— START OF DATA —

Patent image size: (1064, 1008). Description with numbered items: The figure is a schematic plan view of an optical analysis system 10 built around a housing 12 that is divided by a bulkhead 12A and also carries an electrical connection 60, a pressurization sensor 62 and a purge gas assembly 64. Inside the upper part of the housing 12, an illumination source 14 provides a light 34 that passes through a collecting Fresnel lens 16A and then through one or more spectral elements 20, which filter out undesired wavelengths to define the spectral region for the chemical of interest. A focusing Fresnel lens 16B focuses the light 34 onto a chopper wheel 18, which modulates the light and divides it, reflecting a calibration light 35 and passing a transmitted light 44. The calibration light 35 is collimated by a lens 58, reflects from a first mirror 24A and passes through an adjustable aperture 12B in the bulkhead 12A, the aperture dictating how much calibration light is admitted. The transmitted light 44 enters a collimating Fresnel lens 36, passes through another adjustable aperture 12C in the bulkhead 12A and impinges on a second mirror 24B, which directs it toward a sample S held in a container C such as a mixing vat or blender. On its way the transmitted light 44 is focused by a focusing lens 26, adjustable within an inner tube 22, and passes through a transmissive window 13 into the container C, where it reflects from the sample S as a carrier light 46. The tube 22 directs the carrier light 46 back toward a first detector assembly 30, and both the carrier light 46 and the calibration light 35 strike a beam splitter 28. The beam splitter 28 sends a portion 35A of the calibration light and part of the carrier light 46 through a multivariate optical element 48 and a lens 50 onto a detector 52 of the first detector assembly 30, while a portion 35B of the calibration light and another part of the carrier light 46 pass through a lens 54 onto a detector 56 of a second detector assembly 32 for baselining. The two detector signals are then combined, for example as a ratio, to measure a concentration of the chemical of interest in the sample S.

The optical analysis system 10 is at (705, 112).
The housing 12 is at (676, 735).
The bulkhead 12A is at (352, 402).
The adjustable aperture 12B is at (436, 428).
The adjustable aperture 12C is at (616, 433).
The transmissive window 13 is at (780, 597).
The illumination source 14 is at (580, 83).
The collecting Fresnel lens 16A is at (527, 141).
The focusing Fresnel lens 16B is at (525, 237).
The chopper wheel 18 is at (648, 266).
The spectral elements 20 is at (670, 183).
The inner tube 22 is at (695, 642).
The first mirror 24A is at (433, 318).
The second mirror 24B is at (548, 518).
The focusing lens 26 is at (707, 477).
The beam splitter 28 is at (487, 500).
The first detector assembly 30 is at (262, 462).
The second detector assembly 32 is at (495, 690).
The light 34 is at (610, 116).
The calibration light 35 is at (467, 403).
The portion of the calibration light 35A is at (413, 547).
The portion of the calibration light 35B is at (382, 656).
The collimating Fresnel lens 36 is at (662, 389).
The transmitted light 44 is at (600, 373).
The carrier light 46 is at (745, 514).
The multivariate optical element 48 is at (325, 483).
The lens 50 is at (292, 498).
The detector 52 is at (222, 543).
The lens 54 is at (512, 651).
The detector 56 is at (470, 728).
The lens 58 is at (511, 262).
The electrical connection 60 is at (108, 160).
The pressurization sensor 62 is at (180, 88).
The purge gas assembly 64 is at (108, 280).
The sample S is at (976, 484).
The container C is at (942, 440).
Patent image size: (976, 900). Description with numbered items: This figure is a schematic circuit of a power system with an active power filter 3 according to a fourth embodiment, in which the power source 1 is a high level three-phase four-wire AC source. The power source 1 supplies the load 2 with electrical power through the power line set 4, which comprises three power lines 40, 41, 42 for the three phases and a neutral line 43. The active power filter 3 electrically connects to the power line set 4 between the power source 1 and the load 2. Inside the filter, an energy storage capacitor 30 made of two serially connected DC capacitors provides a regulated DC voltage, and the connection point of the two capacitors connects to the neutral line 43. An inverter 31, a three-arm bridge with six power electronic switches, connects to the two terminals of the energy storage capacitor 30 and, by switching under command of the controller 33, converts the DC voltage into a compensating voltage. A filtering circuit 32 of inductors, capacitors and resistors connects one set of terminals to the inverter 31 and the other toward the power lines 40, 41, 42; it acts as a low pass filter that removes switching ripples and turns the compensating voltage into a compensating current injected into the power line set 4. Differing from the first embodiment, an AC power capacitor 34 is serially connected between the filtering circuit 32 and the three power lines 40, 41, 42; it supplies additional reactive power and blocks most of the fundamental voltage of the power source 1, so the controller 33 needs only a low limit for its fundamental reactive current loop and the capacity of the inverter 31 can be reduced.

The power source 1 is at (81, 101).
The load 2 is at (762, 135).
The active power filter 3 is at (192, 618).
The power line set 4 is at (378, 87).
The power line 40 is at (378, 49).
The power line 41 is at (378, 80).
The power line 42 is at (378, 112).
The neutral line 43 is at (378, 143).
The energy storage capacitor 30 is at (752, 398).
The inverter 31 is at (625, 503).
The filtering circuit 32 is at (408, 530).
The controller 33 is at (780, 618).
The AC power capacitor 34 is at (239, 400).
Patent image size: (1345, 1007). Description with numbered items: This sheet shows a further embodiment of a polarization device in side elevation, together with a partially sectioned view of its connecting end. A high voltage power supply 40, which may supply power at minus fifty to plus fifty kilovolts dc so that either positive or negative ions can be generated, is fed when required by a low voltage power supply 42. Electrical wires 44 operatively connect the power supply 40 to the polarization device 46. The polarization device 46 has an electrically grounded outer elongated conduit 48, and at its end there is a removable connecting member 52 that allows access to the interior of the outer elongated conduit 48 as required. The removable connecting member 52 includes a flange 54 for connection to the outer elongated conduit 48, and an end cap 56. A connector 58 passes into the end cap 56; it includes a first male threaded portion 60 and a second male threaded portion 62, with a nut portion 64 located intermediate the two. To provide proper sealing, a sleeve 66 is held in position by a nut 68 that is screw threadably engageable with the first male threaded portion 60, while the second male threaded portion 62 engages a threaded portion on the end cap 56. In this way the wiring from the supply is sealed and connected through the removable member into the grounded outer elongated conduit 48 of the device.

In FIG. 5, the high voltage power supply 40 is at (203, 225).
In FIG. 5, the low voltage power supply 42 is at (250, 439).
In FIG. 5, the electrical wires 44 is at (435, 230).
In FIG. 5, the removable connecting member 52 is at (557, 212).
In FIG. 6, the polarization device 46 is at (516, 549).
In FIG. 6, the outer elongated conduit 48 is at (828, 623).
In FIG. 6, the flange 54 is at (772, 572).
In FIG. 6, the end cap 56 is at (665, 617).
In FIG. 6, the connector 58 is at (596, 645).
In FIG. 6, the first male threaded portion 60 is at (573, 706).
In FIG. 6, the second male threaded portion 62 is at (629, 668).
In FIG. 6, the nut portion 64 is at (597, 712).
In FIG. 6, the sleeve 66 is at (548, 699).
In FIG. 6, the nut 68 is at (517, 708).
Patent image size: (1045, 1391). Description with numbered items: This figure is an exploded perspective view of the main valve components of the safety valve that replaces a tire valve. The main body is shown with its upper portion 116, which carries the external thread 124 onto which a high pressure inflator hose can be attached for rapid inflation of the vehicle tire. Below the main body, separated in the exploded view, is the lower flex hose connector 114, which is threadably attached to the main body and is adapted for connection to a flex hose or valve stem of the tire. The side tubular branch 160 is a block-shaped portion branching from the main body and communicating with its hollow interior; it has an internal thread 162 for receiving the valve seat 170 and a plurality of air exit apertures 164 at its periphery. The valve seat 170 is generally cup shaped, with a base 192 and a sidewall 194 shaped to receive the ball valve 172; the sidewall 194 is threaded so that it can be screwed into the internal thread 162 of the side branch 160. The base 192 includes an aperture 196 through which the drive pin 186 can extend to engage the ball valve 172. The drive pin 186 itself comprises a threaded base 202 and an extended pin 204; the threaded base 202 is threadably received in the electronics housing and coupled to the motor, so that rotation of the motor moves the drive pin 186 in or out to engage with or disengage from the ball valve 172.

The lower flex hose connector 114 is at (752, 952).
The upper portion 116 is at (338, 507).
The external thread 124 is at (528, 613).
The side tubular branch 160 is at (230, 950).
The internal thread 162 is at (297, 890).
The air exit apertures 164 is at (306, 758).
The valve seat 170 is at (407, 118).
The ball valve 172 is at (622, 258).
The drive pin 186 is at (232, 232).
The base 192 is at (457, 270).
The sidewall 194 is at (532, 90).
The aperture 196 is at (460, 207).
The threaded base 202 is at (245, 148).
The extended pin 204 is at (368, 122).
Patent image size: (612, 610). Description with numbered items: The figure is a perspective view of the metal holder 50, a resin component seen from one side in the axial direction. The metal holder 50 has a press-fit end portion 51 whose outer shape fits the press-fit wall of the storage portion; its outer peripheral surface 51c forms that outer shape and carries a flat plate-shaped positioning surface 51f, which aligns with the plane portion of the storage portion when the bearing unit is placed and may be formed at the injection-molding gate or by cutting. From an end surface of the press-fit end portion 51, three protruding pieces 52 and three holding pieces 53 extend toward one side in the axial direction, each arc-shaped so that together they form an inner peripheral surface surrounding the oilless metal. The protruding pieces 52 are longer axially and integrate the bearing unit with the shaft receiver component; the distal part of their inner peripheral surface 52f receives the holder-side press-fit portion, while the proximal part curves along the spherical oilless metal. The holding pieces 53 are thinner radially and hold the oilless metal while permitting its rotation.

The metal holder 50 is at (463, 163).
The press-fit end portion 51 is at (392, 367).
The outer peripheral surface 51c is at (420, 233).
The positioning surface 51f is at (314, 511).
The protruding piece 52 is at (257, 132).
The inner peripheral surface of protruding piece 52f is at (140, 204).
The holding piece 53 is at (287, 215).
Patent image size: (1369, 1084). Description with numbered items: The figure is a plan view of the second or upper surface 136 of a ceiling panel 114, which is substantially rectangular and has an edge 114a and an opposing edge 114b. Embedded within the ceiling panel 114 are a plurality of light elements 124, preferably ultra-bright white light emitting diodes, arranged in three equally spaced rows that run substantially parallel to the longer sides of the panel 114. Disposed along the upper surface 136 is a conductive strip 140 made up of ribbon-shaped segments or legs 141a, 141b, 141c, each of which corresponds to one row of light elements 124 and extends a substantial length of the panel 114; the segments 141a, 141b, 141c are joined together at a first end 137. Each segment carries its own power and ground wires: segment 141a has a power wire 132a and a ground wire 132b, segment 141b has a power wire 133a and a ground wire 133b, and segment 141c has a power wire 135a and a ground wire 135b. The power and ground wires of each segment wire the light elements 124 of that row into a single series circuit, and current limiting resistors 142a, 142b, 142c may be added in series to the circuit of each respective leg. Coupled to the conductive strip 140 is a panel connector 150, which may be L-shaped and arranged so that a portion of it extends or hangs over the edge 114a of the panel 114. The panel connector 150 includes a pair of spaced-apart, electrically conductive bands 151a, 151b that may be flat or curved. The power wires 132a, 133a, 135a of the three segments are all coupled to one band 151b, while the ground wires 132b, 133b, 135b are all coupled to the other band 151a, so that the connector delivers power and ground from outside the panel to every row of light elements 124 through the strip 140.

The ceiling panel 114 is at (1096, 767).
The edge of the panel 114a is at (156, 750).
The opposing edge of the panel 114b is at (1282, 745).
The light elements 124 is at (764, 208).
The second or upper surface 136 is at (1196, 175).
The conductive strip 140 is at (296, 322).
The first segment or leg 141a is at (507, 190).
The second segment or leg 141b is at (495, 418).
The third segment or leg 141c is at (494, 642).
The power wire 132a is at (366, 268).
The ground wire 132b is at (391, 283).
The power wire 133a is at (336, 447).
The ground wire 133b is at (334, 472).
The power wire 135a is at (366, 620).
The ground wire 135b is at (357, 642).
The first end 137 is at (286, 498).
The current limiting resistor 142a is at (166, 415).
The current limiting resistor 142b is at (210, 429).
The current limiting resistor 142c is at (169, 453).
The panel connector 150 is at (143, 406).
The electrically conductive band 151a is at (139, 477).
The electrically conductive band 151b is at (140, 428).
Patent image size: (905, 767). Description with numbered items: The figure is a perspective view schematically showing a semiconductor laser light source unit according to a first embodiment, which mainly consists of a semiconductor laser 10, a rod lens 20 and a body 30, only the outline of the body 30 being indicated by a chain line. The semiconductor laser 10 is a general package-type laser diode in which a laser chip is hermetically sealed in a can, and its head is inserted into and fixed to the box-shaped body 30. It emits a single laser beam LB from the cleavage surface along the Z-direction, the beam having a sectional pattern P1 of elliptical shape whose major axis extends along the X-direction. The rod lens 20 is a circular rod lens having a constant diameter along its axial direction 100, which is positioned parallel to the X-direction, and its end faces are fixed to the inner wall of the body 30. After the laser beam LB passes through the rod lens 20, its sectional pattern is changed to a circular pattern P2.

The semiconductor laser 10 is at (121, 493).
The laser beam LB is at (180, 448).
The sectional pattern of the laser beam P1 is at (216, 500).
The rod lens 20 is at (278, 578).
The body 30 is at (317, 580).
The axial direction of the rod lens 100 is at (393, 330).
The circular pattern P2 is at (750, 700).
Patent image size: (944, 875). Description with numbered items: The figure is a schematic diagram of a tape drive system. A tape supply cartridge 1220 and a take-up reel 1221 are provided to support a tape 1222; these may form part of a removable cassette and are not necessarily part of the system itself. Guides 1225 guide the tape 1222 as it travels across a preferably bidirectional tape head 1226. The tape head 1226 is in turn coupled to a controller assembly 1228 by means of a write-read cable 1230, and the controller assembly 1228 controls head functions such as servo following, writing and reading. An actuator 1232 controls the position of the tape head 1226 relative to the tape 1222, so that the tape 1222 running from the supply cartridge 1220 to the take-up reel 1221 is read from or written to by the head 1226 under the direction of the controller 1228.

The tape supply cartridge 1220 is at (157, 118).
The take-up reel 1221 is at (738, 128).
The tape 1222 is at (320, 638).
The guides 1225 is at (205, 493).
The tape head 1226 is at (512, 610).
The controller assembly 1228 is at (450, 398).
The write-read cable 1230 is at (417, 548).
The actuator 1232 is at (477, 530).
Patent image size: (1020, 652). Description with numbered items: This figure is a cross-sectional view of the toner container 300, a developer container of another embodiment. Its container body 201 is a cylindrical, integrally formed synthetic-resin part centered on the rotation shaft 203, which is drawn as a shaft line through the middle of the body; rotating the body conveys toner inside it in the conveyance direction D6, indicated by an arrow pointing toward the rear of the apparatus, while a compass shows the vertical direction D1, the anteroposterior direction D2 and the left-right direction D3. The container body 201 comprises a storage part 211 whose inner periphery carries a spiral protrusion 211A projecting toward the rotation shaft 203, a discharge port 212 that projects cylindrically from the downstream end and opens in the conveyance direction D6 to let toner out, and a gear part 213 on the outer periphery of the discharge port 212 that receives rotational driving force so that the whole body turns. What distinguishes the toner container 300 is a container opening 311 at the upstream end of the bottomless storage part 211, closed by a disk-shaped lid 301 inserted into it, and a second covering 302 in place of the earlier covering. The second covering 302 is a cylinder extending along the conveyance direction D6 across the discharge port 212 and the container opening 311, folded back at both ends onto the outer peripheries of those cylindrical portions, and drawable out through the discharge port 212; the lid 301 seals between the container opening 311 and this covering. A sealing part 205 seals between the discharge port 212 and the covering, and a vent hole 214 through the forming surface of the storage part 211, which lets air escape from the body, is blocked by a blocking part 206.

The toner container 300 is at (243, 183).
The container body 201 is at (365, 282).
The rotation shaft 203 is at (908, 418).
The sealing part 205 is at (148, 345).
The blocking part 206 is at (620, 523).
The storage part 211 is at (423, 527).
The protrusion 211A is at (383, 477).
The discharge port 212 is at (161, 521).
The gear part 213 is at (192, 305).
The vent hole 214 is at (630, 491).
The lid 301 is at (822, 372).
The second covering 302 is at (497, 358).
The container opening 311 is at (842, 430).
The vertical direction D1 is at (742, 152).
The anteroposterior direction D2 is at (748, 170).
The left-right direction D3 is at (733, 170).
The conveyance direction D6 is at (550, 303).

— END OF DATA —

▶ [WHAT TO WORK ON]
Reproduce verbatim the rows starting with the line that contains "Patent image size: (612, 610)." and ending with the line that contains "The holding piece 53 is at (287, 215).", both lines included.

▶ [TASK RESPONSE]
Patent image size: (612, 610). Description with numbered items: The figure is a perspective view of the metal holder 50, a resin component seen from one side in the axial direction. The metal holder 50 has a press-fit end portion 51 whose outer shape fits the press-fit wall of the storage portion; its outer peripheral surface 51c forms that outer shape and carries a flat plate-shaped positioning surface 51f, which aligns with the plane portion of the storage portion when the bearing unit is placed and may be formed at the injection-molding gate or by cutting. From an end surface of the press-fit end portion 51, three protruding pieces 52 and three holding pieces 53 extend toward one side in the axial direction, each arc-shaped so that together they form an inner peripheral surface surrounding the oilless metal. The protruding pieces 52 are longer axially and integrate the bearing unit with the shaft receiver component; the distal part of their inner peripheral surface 52f receives the holder-side press-fit portion, while the proximal part curves along the spherical oilless metal. The holding pieces 53 are thinner radially and hold the oilless metal while permitting its rotation.

The metal holder 50 is at (463, 163).
The press-fit end portion 51 is at (392, 367).
The outer peripheral surface 51c is at (420, 233).
The positioning surface 51f is at (314, 511).
The protruding piece 52 is at (257, 132).
The inner peripheral surface of protruding piece 52f is at (140, 204).
The holding piece 53 is at (287, 215).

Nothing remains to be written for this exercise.